DATASET CONTENT »
■ ■ ■ ■ ■

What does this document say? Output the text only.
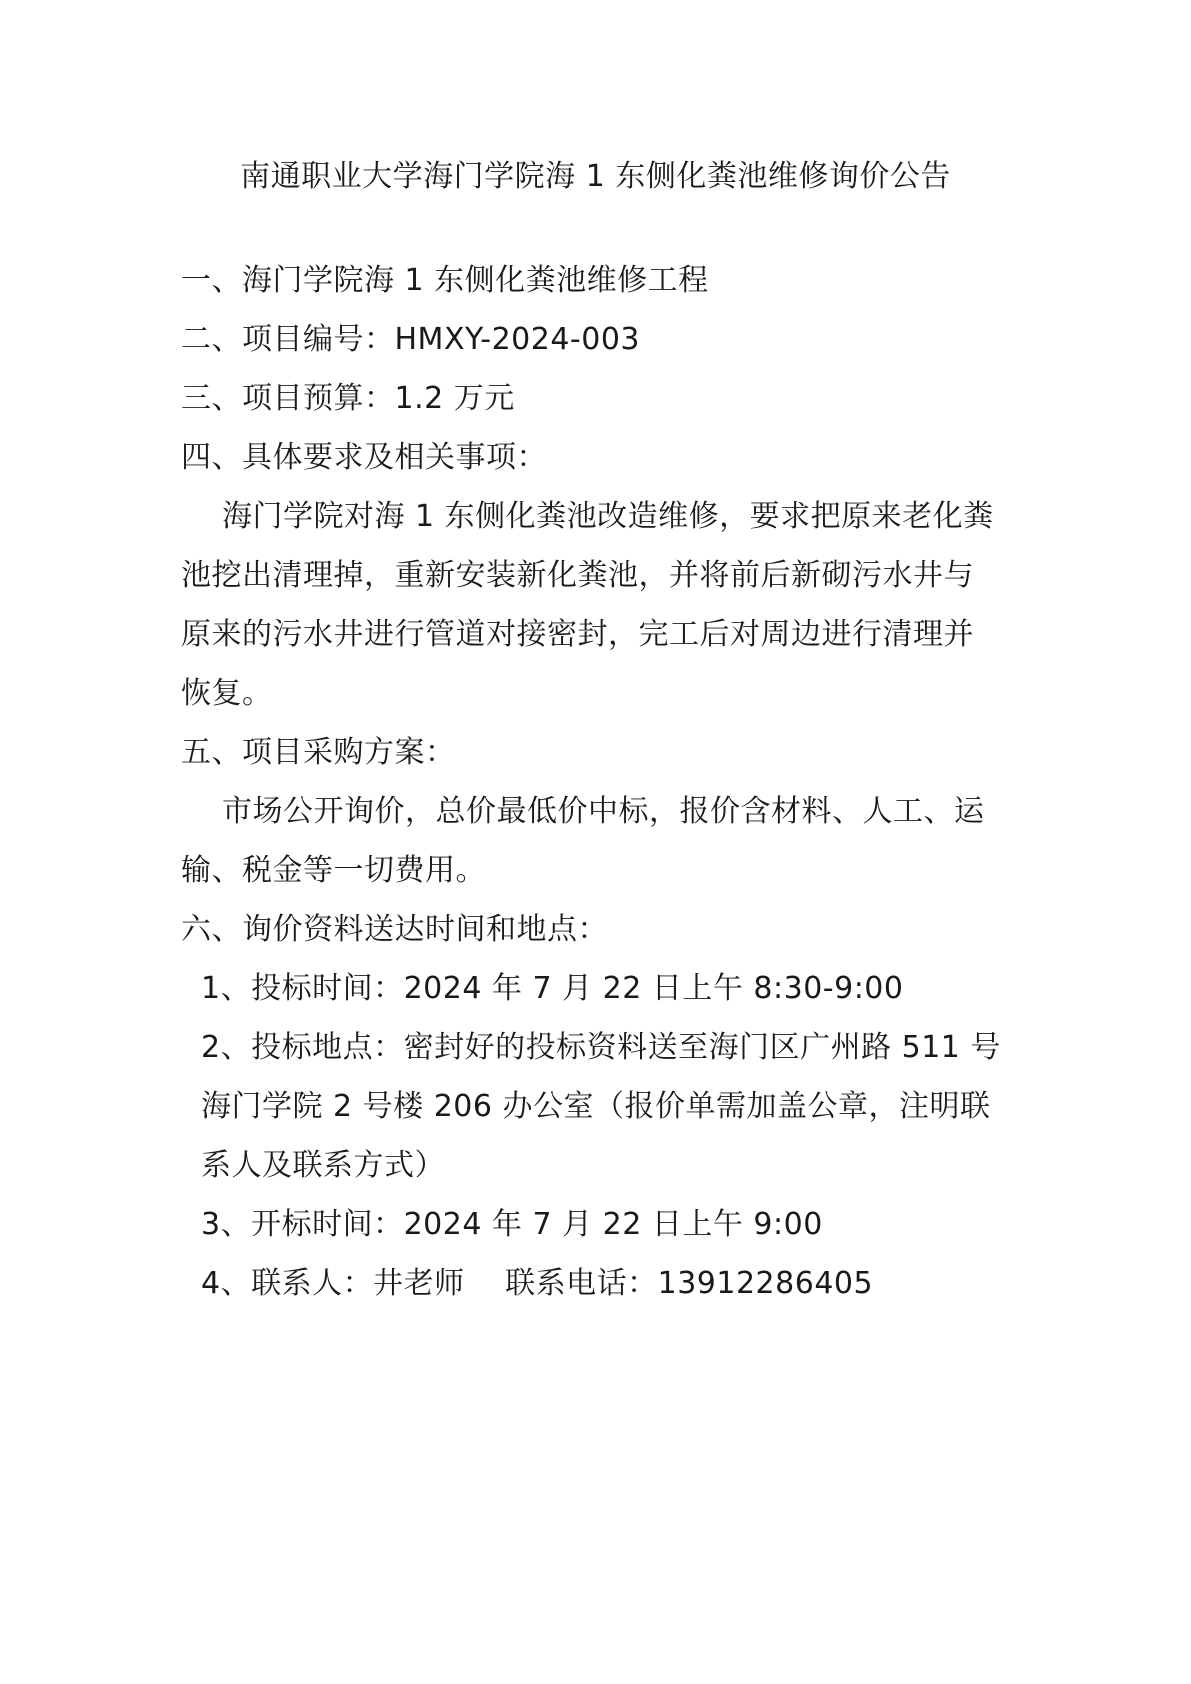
南通职业大学海门学院海 1 东侧化粪池维修询价公告
一、海门学院海 1 东侧化粪池维修工程
二、项目编号：HMXY-2024-003
三、项目预算：1.2 万元
四、具体要求及相关事项：
海门学院对海 1 东侧化粪池改造维修，要求把原来老化粪
池挖出清理掉，重新安装新化粪池，并将前后新砌污水井与
原来的污水井进行管道对接密封，完工后对周边进行清理并
恢复。
五、项目采购方案：
市场公开询价，总价最低价中标，报价含材料、人工、运
输、税金等一切费用。
六、询价资料送达时间和地点：
1、投标时间：2024 年 7 月 22 日上午 8:30-9:00
2、投标地点：密封好的投标资料送至海门区广州路 511 号
海门学院 2 号楼 206 办公室（报价单需加盖公章，注明联
系人及联系方式）
3、开标时间：2024 年 7 月 22 日上午 9:00
4、联系人：井老师　 联系电话：13912286405
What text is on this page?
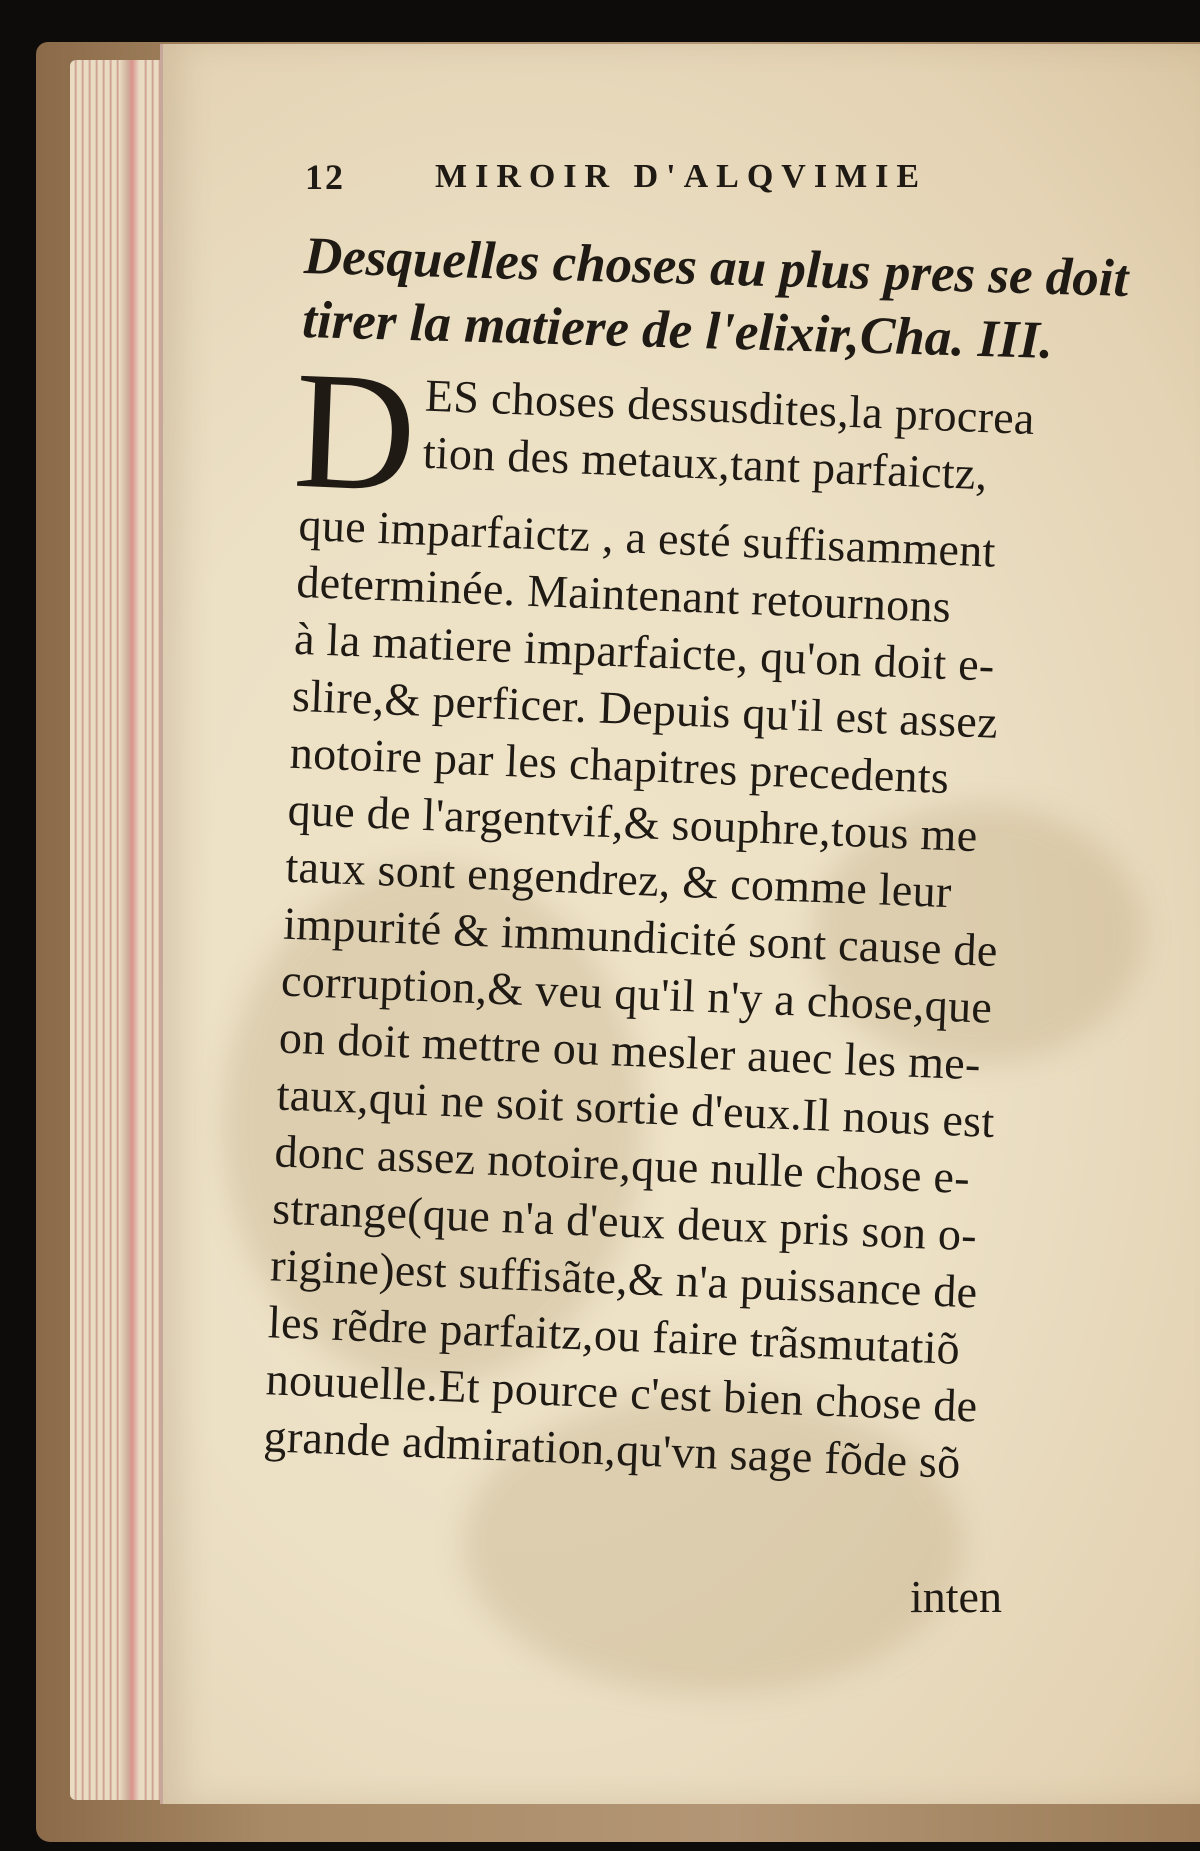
12	MIROIR D'ALQVIMIE
Desquelles choses au plus pres se doit
tirer la matiere de l'elixir,Cha. III.
D ES choses dessusdites,la procrea
tion des metaux,tant parfaictz,
que imparfaictz , a esté suffisamment
determinée. Maintenant retournons
à la matiere imparfaicte, qu'on doit e-
slire,& perficer. Depuis qu'il est assez
notoire par les chapitres precedents
que de l'argentvif,& souphre,tous me
taux sont engendrez, & comme leur
impurité & immundicité sont cause de
corruption,& veu qu'il n'y a chose,que
on doit mettre ou mesler auec les me-
taux,qui ne soit sortie d'eux.Il nous est
donc assez notoire,que nulle chose e-
strange(que n'a d'eux deux pris son o-
rigine)est suffisãte,& n'a puissance de
les rẽdre parfaitz,ou faire trãsmutatiõ
nouuelle.Et pource c'est bien chose de
grande admiration,qu'vn sage fõde sõ
inten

■ ■ ■ ■ ■

TASK STATEMENT » Without the pictures, return the entries exactly as they appear.

EXERCISE RESULT »
What does this document say? Output the text only.
南通职业大学海门学院海 1 东侧化粪池维修询价公告
一、海门学院海 1 东侧化粪池维修工程
二、项目编号：HMXY-2024-003
三、项目预算：1.2 万元
四、具体要求及相关事项：
海门学院对海 1 东侧化粪池改造维修，要求把原来老化粪
池挖出清理掉，重新安装新化粪池，并将前后新砌污水井与
原来的污水井进行管道对接密封，完工后对周边进行清理并
恢复。
五、项目采购方案：
市场公开询价，总价最低价中标，报价含材料、人工、运
输、税金等一切费用。
六、询价资料送达时间和地点：
1、投标时间：2024 年 7 月 22 日上午 8:30-9:00
2、投标地点：密封好的投标资料送至海门区广州路 511 号
海门学院 2 号楼 206 办公室（报价单需加盖公章，注明联
系人及联系方式）
3、开标时间：2024 年 7 月 22 日上午 9:00
4、联系人：井老师　 联系电话：13912286405
What text is on this page?
12	MIROIR D'ALQVIMIE
Desquelles choses au plus pres se doit
tirer la matiere de l'elixir,Cha. III.
D ES choses dessusdites,la procrea
tion des metaux,tant parfaictz,
que imparfaictz , a esté suffisamment
determinée. Maintenant retournons
à la matiere imparfaicte, qu'on doit e-
slire,& perficer. Depuis qu'il est assez
notoire par les chapitres precedents
que de l'argentvif,& souphre,tous me
taux sont engendrez, & comme leur
impurité & immundicité sont cause de
corruption,& veu qu'il n'y a chose,que
on doit mettre ou mesler auec les me-
taux,qui ne soit sortie d'eux.Il nous est
donc assez notoire,que nulle chose e-
strange(que n'a d'eux deux pris son o-
rigine)est suffisãte,& n'a puissance de
les rẽdre parfaitz,ou faire trãsmutatiõ
nouuelle.Et pource c'est bien chose de
grande admiration,qu'vn sage fõde sõ
inten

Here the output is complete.